▶ _To be done_: Could you write out every record below exactly, leaving out any pictures?

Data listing
_ _ _

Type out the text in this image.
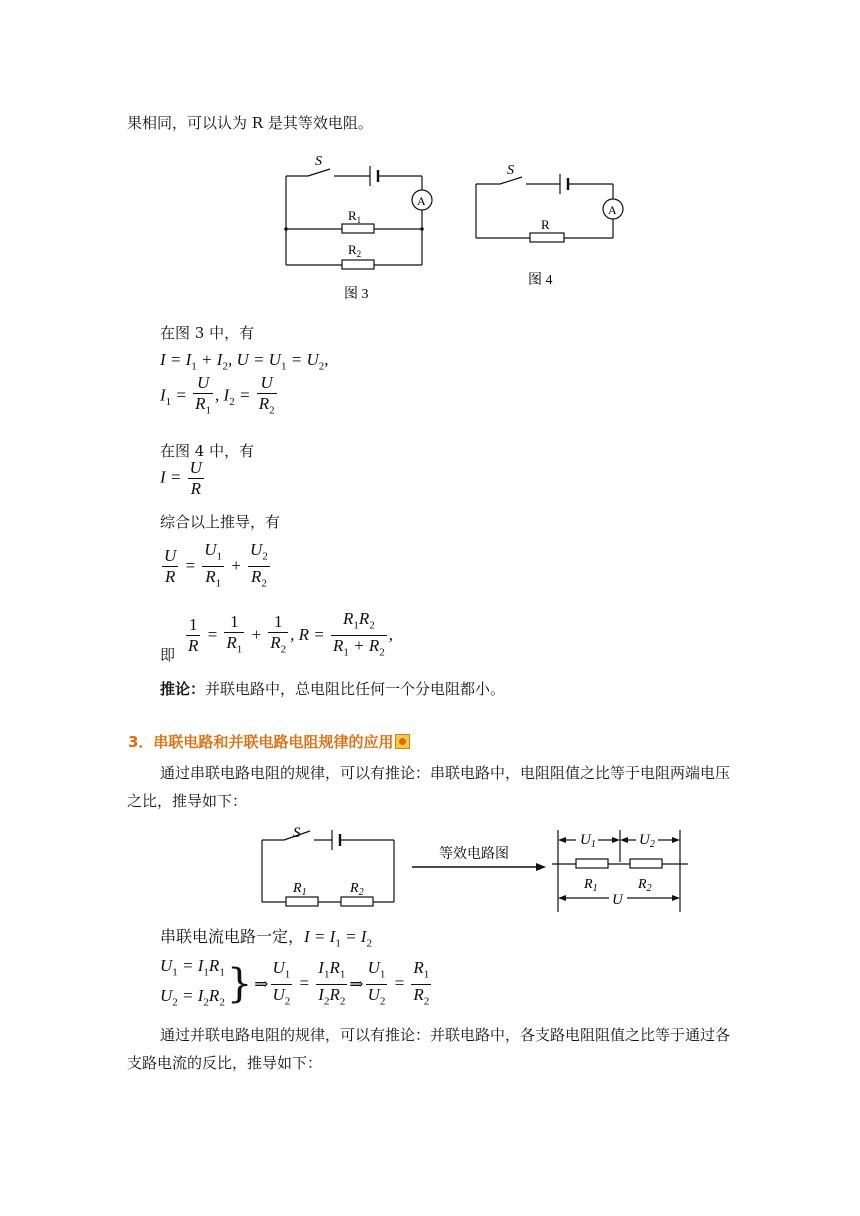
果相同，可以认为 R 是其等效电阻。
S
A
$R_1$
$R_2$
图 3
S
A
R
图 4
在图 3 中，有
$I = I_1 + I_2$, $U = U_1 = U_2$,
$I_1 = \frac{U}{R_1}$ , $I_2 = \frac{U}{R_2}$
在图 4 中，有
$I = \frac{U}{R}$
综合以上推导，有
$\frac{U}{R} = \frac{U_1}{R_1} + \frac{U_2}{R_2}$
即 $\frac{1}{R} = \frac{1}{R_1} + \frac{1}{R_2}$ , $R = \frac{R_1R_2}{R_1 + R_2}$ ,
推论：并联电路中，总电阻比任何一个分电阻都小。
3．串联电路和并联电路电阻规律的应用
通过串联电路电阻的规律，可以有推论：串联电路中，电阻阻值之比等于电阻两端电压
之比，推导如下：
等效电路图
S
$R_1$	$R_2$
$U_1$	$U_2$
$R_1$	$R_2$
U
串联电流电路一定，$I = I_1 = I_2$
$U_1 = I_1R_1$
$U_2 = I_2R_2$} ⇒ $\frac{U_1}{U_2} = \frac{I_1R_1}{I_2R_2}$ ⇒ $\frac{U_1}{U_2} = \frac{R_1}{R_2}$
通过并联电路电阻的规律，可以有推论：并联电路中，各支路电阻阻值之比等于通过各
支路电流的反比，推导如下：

_ _ _

▶ _Response to the task_:
Type out the text in this image.
果相同，可以认为 R 是其等效电阻。
S
A
$R_1$
$R_2$
图 3
S
A
R
图 4
在图 3 中，有
$I = I_1 + I_2$, $U = U_1 = U_2$,
$I_1 = \frac{U}{R_1}$ , $I_2 = \frac{U}{R_2}$
在图 4 中，有
$I = \frac{U}{R}$
综合以上推导，有
$\frac{U}{R} = \frac{U_1}{R_1} + \frac{U_2}{R_2}$
即 $\frac{1}{R} = \frac{1}{R_1} + \frac{1}{R_2}$ , $R = \frac{R_1R_2}{R_1 + R_2}$ ,
推论：并联电路中，总电阻比任何一个分电阻都小。
3．串联电路和并联电路电阻规律的应用
通过串联电路电阻的规律，可以有推论：串联电路中，电阻阻值之比等于电阻两端电压
之比，推导如下：
等效电路图
S
$R_1$	$R_2$
$U_1$	$U_2$
$R_1$	$R_2$
U
串联电流电路一定，$I = I_1 = I_2$
$U_1 = I_1R_1$
$U_2 = I_2R_2$} ⇒ $\frac{U_1}{U_2} = \frac{I_1R_1}{I_2R_2}$ ⇒ $\frac{U_1}{U_2} = \frac{R_1}{R_2}$
通过并联电路电阻的规律，可以有推论：并联电路中，各支路电阻阻值之比等于通过各
支路电流的反比，推导如下：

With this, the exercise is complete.